- [REQUIRED WORK] In the listing, from the start down to the line containing "blend-mode[interactable]: Norm bbox=[619, 243, 631, 248]", replace "shelf-asset" with "library-asset" and write out those lines again with everything else unchanged.
··· ENTRIES
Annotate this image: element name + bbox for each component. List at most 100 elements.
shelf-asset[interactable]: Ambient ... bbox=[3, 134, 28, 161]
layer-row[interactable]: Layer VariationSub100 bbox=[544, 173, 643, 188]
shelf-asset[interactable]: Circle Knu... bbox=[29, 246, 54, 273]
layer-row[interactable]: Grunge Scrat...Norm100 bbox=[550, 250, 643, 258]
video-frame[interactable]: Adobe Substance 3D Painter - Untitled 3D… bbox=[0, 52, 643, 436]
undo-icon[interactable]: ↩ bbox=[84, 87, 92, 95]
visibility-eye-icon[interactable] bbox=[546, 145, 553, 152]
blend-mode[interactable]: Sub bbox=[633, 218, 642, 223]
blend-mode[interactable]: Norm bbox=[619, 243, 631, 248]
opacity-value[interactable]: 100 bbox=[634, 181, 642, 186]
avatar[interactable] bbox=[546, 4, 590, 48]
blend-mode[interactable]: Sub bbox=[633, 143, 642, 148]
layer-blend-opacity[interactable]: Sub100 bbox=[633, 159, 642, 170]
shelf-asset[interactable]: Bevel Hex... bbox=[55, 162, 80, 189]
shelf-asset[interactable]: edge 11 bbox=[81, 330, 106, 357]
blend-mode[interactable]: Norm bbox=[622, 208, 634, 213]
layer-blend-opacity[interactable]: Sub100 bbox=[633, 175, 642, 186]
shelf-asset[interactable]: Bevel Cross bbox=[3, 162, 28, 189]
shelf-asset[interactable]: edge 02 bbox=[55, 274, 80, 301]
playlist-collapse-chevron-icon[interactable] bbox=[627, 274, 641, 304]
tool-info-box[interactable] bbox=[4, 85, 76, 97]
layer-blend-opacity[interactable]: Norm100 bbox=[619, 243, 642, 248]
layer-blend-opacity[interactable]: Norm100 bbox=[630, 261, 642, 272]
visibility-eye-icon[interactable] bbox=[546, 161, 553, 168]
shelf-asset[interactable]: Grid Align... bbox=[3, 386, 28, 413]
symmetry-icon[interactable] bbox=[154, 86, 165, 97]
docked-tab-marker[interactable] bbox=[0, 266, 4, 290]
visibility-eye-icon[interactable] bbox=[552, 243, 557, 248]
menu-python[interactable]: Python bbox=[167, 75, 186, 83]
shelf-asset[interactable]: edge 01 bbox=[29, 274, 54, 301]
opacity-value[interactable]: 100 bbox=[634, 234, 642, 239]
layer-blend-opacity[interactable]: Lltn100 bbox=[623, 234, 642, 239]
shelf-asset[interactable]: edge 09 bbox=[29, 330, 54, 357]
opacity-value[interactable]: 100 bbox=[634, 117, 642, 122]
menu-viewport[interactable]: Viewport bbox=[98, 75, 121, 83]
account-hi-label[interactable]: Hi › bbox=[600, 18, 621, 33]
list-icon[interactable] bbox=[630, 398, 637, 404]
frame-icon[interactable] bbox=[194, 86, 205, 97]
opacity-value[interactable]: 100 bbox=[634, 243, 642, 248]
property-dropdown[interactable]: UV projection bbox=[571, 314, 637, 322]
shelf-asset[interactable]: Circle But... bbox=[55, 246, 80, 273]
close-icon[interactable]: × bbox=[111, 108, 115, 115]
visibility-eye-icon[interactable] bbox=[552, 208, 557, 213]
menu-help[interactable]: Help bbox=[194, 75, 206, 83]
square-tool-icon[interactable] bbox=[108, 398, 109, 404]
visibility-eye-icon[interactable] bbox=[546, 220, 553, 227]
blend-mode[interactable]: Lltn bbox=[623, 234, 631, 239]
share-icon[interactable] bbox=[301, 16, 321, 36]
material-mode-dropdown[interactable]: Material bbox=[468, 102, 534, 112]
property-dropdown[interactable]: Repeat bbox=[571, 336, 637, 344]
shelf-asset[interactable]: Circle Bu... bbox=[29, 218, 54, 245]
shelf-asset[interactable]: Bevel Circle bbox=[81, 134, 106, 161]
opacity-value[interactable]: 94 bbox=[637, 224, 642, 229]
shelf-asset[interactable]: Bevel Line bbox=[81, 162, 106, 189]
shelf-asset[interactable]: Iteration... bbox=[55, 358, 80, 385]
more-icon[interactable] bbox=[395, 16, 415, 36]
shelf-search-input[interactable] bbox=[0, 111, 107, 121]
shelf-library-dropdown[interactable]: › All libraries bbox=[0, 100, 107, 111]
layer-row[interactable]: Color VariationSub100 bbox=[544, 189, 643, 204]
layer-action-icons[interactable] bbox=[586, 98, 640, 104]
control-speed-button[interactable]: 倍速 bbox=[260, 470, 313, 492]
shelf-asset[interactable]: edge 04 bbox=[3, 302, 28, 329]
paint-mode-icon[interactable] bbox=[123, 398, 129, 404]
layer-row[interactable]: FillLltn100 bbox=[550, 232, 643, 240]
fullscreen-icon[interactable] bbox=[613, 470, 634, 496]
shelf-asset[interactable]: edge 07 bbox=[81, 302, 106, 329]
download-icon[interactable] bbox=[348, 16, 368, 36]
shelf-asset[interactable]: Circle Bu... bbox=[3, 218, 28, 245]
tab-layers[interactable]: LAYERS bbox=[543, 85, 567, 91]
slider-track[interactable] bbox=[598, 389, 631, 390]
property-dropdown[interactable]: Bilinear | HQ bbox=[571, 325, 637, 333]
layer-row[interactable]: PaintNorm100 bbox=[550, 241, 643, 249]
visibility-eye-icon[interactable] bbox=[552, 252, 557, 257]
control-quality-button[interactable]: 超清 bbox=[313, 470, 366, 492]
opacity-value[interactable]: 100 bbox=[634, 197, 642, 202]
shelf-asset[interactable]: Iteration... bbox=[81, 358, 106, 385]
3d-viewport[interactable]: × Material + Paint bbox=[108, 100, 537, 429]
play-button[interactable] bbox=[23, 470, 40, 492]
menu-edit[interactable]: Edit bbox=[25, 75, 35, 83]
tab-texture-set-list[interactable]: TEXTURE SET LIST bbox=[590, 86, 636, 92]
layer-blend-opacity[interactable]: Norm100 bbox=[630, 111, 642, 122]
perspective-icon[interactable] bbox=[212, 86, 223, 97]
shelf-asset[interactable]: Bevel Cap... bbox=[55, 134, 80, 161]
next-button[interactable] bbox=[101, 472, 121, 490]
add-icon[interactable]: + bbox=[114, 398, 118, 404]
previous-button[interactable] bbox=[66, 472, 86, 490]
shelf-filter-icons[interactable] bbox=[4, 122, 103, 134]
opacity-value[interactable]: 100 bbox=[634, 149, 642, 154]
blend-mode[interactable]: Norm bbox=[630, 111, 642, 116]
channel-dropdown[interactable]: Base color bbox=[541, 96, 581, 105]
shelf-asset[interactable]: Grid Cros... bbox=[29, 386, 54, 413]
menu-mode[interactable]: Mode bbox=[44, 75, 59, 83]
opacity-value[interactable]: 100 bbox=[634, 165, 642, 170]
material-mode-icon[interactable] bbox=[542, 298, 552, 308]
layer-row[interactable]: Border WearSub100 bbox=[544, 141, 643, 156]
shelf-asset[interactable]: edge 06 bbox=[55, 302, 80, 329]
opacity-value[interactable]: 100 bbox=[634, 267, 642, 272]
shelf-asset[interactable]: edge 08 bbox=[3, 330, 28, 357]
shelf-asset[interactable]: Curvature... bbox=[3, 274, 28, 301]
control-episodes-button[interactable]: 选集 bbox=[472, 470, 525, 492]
······
- [REPLY]
Annotate this image: element name + bbox for each component. List at most 100 elements.
library-asset[interactable]: Ambient ... bbox=[3, 134, 28, 161]
layer-row[interactable]: Layer VariationSub100 bbox=[544, 173, 643, 188]
library-asset[interactable]: Circle Knu... bbox=[29, 246, 54, 273]
layer-row[interactable]: Grunge Scrat...Norm100 bbox=[550, 250, 643, 258]
video-frame[interactable]: Adobe Substance 3D Painter - Untitled 3D… bbox=[0, 52, 643, 436]
undo-icon[interactable]: ↩ bbox=[84, 87, 92, 95]
visibility-eye-icon[interactable] bbox=[546, 145, 553, 152]
blend-mode[interactable]: Sub bbox=[633, 218, 642, 223]
blend-mode[interactable]: Norm bbox=[619, 243, 631, 248]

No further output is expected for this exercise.